Figure record extracts
------------------------------------------------

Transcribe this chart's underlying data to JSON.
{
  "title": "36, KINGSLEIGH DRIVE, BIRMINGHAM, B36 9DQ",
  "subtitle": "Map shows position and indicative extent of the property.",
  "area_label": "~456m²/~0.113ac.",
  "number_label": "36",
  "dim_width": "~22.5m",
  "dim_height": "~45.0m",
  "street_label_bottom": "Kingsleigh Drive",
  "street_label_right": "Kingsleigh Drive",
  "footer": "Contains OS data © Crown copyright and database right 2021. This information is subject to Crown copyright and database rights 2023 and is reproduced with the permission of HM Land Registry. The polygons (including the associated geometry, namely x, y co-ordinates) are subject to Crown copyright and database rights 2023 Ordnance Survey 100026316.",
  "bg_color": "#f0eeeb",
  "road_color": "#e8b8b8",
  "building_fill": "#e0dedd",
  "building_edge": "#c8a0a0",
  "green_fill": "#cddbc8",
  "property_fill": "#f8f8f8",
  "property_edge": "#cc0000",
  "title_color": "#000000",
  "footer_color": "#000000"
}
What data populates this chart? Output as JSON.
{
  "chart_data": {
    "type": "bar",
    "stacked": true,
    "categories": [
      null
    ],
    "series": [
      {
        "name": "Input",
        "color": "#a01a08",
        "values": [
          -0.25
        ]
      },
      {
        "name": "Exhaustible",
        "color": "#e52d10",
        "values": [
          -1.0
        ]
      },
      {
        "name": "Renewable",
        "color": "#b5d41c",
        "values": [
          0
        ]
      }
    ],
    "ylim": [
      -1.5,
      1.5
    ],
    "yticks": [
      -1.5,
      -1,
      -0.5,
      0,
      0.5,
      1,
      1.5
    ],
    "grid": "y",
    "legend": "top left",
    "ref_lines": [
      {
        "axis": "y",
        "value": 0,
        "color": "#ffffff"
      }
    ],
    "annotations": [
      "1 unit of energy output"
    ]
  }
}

------------------------------------------------

What is asked: Gather up, from the records above, each line where the word "JSON" appears.

Answer to the task:
Transcribe this chart's underlying data to JSON.
What data populates this chart? Output as JSON.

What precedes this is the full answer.